Brano di partenza -
Sto leggendo un saggio che mi piace, perché in un modo che mi è congeniale (il collage di pensieri e vite altrui) esprime una teoria letteraria in cui mi riconosco. Non inganni il titolo, Fame di realtà (Fazi editore). L’autore, David Shields, è un americano cinquantaquattrenne che crede nella realtà piccola piccola dell’autobiografia, nell’autenticità delle storie, ma non nel romanzo, figurarsi un romanzo con la pretesa di parlare della Realtà. «La trama è roba per gente morta». «Il romanzo è morto. Lunga vita all’antiromanzo che si nutre di scarti» si legge nel suo saggio. Meno male che ogni tanto qualcuno si ricorda che veniamo dopo Proust, e Faulkner, e Beckett… In questa ottica dello «scarto» mi sento di acconsentire a una generale riflessione letteraria sul mondo devastato che ci è dato condividere. E come il romanzo ottocentesco è stato il risultato di una società (borghese) che si sentiva forte, orgogliosa di sé, smaniosa di un’arte che ne facesse il trionfante ritratto, così oggi le individualità confuse e disperse, infantili e per niente eroiche, immerse nella realtà di un paese (il nostro) che sprofonda (letteralmente) nell’abuso non solo edilizio, nell’ignavia, nel malcostume, nella vergogna, dovranno rispecchiarsi in narrazioni frammentarie, balbettanti, fragili, dolorose? Effettivamente una costruzione romanzesca basata sulla fiction sarebbe probabilmente meno veritiera e onesta, incapace di rendere un autentico spirito dei tempi e di parlare di noi alla posterità, di qualsiasi microracconto nato sull’incendio della verità biografica e autobiografica e libero dalle ferree regole strutturali della forma-romanzo. Si sente oggi, mi pare, un grande bisogno di autenticità, forse proprio per marcare, paradossalmente, la differenza fra letteratura e vita, fra letteratura e politica.

Record contenuti in un dataset:
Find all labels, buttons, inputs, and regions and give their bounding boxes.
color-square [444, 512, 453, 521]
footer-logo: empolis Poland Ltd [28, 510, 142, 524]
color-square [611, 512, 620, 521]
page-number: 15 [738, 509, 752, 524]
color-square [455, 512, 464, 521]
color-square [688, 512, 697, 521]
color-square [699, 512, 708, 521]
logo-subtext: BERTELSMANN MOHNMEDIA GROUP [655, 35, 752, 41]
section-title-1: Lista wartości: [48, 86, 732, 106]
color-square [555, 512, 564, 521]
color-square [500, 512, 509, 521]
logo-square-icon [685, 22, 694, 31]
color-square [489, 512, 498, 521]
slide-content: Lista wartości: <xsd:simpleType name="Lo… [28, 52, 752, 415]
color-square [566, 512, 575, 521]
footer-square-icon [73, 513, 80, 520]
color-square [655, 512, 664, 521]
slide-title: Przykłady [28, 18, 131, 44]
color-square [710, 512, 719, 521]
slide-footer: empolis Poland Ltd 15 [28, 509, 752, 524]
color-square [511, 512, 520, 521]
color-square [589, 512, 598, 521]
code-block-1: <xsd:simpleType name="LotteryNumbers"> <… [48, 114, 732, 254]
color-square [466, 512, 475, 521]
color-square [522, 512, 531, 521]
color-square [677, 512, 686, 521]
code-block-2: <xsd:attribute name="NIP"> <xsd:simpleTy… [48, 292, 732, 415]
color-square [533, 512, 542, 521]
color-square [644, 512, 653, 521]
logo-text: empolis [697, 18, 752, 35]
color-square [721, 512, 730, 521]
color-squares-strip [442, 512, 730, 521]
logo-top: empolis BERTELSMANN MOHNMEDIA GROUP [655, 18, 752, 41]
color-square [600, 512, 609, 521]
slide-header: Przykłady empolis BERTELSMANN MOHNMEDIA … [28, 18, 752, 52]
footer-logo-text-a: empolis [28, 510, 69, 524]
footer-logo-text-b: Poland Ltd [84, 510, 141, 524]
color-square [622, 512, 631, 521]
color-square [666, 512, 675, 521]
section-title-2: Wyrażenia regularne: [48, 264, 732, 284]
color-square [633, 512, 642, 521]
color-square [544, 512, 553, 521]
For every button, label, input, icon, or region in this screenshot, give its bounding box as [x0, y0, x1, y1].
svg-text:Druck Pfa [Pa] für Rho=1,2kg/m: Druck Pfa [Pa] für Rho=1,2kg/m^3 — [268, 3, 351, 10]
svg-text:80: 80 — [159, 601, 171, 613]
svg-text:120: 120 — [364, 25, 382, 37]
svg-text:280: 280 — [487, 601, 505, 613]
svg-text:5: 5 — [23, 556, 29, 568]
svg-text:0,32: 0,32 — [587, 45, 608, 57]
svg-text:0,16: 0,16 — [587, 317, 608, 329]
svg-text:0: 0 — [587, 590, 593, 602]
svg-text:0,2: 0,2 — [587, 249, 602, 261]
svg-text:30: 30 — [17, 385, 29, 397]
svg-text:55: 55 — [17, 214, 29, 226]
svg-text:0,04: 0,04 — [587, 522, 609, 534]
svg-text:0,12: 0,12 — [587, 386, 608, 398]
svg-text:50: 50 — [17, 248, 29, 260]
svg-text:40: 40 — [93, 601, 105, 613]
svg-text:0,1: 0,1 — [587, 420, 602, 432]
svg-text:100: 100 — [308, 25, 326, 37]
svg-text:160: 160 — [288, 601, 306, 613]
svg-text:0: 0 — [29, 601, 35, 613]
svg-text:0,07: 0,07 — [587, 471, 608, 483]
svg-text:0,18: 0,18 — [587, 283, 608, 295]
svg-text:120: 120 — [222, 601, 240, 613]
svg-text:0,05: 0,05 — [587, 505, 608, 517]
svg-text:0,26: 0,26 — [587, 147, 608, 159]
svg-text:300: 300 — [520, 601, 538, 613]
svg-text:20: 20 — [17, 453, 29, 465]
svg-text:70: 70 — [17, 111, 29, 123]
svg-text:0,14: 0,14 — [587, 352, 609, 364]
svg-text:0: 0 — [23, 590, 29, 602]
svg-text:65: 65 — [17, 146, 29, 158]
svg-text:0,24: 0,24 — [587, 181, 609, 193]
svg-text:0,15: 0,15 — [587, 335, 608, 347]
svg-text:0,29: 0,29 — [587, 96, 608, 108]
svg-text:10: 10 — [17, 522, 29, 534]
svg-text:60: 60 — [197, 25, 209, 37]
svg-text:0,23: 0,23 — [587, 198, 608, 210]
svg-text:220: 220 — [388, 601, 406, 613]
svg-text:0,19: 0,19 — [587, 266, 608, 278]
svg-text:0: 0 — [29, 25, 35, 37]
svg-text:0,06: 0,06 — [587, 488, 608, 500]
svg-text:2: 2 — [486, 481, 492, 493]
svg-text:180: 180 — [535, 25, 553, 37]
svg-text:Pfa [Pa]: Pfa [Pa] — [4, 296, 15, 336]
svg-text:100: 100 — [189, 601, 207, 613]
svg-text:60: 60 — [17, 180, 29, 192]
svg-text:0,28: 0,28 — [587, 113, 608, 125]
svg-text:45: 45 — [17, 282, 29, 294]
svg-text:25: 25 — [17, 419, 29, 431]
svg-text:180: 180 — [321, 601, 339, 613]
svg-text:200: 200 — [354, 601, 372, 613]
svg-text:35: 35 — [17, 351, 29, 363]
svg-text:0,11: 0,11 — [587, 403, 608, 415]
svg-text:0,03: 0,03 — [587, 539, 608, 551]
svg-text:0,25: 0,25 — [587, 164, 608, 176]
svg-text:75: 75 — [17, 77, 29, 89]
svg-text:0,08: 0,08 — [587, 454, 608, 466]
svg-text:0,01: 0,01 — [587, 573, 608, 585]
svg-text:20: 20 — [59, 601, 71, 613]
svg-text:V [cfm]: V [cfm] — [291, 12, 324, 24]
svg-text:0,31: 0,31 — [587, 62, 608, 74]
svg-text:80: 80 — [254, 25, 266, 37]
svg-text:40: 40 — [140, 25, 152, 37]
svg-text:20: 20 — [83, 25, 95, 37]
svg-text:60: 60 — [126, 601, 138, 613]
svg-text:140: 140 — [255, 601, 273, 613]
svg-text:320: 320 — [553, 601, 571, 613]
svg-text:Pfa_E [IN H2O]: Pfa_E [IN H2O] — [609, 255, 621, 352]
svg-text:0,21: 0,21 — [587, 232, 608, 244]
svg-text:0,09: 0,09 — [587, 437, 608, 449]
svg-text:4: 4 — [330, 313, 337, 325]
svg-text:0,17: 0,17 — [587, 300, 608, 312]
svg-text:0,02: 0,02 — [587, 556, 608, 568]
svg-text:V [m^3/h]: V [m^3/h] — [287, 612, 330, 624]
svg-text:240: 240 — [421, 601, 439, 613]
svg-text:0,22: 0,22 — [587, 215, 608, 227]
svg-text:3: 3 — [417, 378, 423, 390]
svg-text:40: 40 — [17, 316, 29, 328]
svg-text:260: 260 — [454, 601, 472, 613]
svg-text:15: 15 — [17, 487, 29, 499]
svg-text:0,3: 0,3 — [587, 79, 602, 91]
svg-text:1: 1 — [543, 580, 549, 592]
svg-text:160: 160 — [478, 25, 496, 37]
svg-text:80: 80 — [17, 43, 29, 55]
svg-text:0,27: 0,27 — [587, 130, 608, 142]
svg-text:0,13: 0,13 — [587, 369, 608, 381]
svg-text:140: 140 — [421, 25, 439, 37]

Richiesta 1 - Trasforma in una lista JSON di stringhe tutto ciò che va dall'inizio dell'elenco fino alla riga che contiene "color-square [489, 512, 498, 521]", estremi inclusi, con una stringa per riga e senza le righe vuote.
Richiesta 2 - Prosegui il brano sul saggio Fame di realtà a partire dal punto in cui si interrompe.

Risposta finale 1 -
[
  "Find all labels, buttons, inputs, and regions and give their bounding boxes.",
  "color-square [444, 512, 453, 521]",
  "footer-logo: empolis Poland Ltd [28, 510, 142, 524]",
  "color-square [611, 512, 620, 521]",
  "page-number: 15 [738, 509, 752, 524]",
  "color-square [455, 512, 464, 521]",
  "color-square [688, 512, 697, 521]",
  "color-square [699, 512, 708, 521]",
  "logo-subtext: BERTELSMANN MOHNMEDIA GROUP [655, 35, 752, 41]",
  "section-title-1: Lista wartości: [48, 86, 732, 106]",
  "color-square [555, 512, 564, 521]",
  "color-square [500, 512, 509, 521]",
  "logo-square-icon [685, 22, 694, 31]",
  "color-square [489, 512, 498, 521]"
]

Risposta finale 2 -
Nel titolo di questo mio intervento chiamo «notte della narrativa» lo stato delle cose letterarie non perché non si scrivano opere importanti (dove forse è pure possibile riconoscere tra le righe «obiettivi, paure, speranze, difficoltà e ambizioni» degli italiani), ma perché, in linea con l’andazzo generale, oggi tutto è permesso anche in letteratura. Ogni autore corre da solo e, quando si aggrega ad altri scrittori, lo fa per amicizia personale o per temporanee battaglie (sociali, mai letterarie), in un agire per bande (editoriali o blogghiste) che non serve alla circolazione delle idee, ma puntella pericolanti convinzioni o risponde a principi di forza e sopraffazione sotterranei tali da portare alla fine gli scrittori lontano da se stessi. Mai come oggi gli scrittori sono stati più deboli e bisognosi della protezione dei propri editori per imporsi. Non c’è (se non in sacche minoritarie) curiosità per il nuovo, interesse per altri autori che non appartengano già a un entourage riconosciuto o «amico», appunto, le singole personalità artistiche si sono fatte scaltre. Manca ciò che era sempre stato inscindibile dal carattere artistico: una certa dose di ingenuità, di gratuità del proprio fare. Manca, voglio dire, come spirito dei tempi: non nego che, poi, alcuni singoli individui per indole, passione e autolesionismo possano andare controcorrente.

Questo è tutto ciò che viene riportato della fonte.